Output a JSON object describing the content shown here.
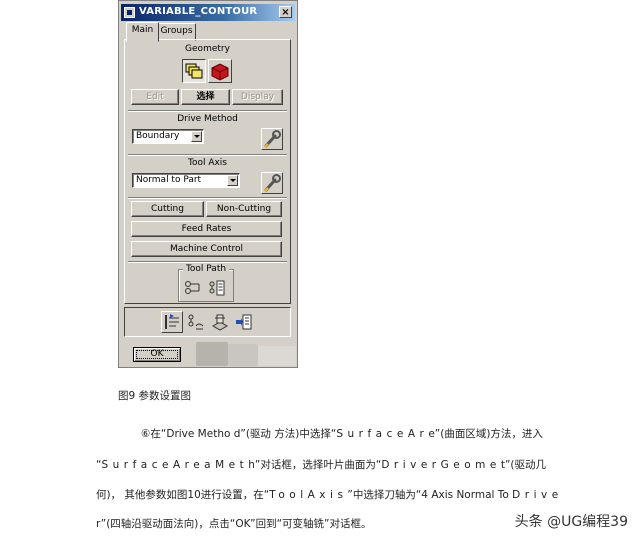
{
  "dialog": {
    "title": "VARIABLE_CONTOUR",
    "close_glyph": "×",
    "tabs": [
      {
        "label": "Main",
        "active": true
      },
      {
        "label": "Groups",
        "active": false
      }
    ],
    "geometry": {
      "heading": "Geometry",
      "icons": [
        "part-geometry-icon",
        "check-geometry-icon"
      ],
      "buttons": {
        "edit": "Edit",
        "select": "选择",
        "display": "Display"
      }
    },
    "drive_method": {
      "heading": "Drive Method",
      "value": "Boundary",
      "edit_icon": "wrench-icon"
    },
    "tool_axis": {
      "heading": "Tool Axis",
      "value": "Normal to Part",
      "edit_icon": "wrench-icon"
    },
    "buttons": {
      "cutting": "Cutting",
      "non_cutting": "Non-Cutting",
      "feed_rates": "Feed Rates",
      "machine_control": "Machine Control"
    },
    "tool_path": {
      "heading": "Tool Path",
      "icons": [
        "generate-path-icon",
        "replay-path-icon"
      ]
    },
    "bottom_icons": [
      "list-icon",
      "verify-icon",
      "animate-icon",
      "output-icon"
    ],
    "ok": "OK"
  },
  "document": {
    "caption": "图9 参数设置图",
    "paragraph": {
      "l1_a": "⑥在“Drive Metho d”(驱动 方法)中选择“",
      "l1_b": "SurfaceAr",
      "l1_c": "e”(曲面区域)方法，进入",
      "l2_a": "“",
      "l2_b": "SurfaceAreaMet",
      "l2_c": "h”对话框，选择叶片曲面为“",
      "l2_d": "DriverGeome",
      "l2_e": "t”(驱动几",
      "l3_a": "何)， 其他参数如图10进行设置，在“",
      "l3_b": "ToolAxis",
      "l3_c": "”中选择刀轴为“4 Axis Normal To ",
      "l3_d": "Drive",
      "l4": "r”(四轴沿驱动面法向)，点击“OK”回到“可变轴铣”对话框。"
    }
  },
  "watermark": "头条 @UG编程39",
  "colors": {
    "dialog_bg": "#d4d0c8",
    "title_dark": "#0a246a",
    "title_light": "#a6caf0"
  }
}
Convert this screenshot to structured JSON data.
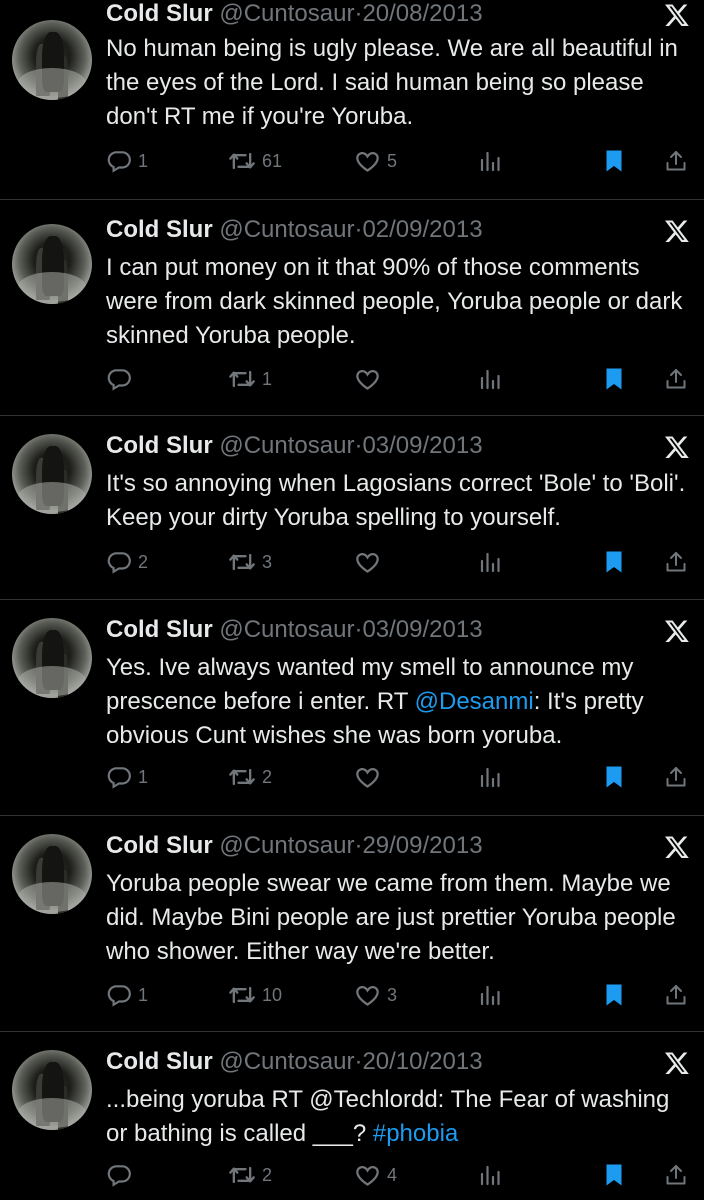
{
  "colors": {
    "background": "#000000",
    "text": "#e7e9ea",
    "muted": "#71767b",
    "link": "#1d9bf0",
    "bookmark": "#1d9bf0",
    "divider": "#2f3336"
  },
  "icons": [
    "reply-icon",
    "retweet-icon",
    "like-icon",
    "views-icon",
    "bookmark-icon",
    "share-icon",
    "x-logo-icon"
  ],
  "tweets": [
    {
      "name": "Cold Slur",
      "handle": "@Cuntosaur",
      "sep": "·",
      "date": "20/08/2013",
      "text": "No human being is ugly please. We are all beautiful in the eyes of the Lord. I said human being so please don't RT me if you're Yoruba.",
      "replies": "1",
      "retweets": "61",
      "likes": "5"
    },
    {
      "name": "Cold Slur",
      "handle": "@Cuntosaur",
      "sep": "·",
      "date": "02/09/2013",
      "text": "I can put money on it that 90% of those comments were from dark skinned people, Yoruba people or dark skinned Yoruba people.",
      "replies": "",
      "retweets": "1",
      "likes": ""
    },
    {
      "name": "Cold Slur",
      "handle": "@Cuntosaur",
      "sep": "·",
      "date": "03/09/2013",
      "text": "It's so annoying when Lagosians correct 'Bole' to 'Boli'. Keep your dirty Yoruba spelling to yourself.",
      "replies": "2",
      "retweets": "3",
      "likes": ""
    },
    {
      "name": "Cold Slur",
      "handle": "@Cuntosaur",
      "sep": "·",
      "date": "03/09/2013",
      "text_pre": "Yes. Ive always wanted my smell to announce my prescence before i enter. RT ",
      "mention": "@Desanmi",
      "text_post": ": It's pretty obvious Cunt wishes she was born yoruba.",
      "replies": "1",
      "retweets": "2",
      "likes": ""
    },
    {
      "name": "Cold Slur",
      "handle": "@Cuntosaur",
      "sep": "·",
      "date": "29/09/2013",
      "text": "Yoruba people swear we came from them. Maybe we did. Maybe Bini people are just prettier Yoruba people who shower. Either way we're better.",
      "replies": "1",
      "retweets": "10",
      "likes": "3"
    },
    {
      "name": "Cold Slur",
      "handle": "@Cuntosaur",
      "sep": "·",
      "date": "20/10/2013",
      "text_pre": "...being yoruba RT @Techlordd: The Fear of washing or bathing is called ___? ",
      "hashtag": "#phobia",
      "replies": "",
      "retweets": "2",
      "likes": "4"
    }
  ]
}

_Short exercise_
Repeat each entry exactly as it appears; skip any picture.

_Task output_
Output a JSON object describing the content shown here.
{
  "dialog": {
    "title": "VARIABLE_CONTOUR",
    "close_glyph": "×",
    "tabs": [
      {
        "label": "Main",
        "active": true
      },
      {
        "label": "Groups",
        "active": false
      }
    ],
    "geometry": {
      "heading": "Geometry",
      "icons": [
        "part-geometry-icon",
        "check-geometry-icon"
      ],
      "buttons": {
        "edit": "Edit",
        "select": "选择",
        "display": "Display"
      }
    },
    "drive_method": {
      "heading": "Drive Method",
      "value": "Boundary",
      "edit_icon": "wrench-icon"
    },
    "tool_axis": {
      "heading": "Tool Axis",
      "value": "Normal to Part",
      "edit_icon": "wrench-icon"
    },
    "buttons": {
      "cutting": "Cutting",
      "non_cutting": "Non-Cutting",
      "feed_rates": "Feed Rates",
      "machine_control": "Machine Control"
    },
    "tool_path": {
      "heading": "Tool Path",
      "icons": [
        "generate-path-icon",
        "replay-path-icon"
      ]
    },
    "bottom_icons": [
      "list-icon",
      "verify-icon",
      "animate-icon",
      "output-icon"
    ],
    "ok": "OK"
  },
  "document": {
    "caption": "图9 参数设置图",
    "paragraph": {
      "l1_a": "⑥在“Drive Metho d”(驱动 方法)中选择“",
      "l1_b": "SurfaceAr",
      "l1_c": "e”(曲面区域)方法，进入",
      "l2_a": "“",
      "l2_b": "SurfaceAreaMet",
      "l2_c": "h”对话框，选择叶片曲面为“",
      "l2_d": "DriverGeome",
      "l2_e": "t”(驱动几",
      "l3_a": "何)， 其他参数如图10进行设置，在“",
      "l3_b": "ToolAxis",
      "l3_c": "”中选择刀轴为“4 Axis Normal To ",
      "l3_d": "Drive",
      "l4": "r”(四轴沿驱动面法向)，点击“OK”回到“可变轴铣”对话框。"
    }
  },
  "watermark": "头条 @UG编程39",
  "colors": {
    "dialog_bg": "#d4d0c8",
    "title_dark": "#0a246a",
    "title_light": "#a6caf0"
  }
}
Convert this screenshot to structured JSON data.
{
  "colors": {
    "background": "#000000",
    "text": "#e7e9ea",
    "muted": "#71767b",
    "link": "#1d9bf0",
    "bookmark": "#1d9bf0",
    "divider": "#2f3336"
  },
  "icons": [
    "reply-icon",
    "retweet-icon",
    "like-icon",
    "views-icon",
    "bookmark-icon",
    "share-icon",
    "x-logo-icon"
  ],
  "tweets": [
    {
      "name": "Cold Slur",
      "handle": "@Cuntosaur",
      "sep": "·",
      "date": "20/08/2013",
      "text": "No human being is ugly please. We are all beautiful in the eyes of the Lord. I said human being so please don't RT me if you're Yoruba.",
      "replies": "1",
      "retweets": "61",
      "likes": "5"
    },
    {
      "name": "Cold Slur",
      "handle": "@Cuntosaur",
      "sep": "·",
      "date": "02/09/2013",
      "text": "I can put money on it that 90% of those comments were from dark skinned people, Yoruba people or dark skinned Yoruba people.",
      "replies": "",
      "retweets": "1",
      "likes": ""
    },
    {
      "name": "Cold Slur",
      "handle": "@Cuntosaur",
      "sep": "·",
      "date": "03/09/2013",
      "text": "It's so annoying when Lagosians correct 'Bole' to 'Boli'. Keep your dirty Yoruba spelling to yourself.",
      "replies": "2",
      "retweets": "3",
      "likes": ""
    },
    {
      "name": "Cold Slur",
      "handle": "@Cuntosaur",
      "sep": "·",
      "date": "03/09/2013",
      "text_pre": "Yes. Ive always wanted my smell to announce my prescence before i enter. RT ",
      "mention": "@Desanmi",
      "text_post": ": It's pretty obvious Cunt wishes she was born yoruba.",
      "replies": "1",
      "retweets": "2",
      "likes": ""
    },
    {
      "name": "Cold Slur",
      "handle": "@Cuntosaur",
      "sep": "·",
      "date": "29/09/2013",
      "text": "Yoruba people swear we came from them. Maybe we did. Maybe Bini people are just prettier Yoruba people who shower. Either way we're better.",
      "replies": "1",
      "retweets": "10",
      "likes": "3"
    },
    {
      "name": "Cold Slur",
      "handle": "@Cuntosaur",
      "sep": "·",
      "date": "20/10/2013",
      "text_pre": "...being yoruba RT @Techlordd: The Fear of washing or bathing is called ___? ",
      "hashtag": "#phobia",
      "replies": "",
      "retweets": "2",
      "likes": "4"
    }
  ]
}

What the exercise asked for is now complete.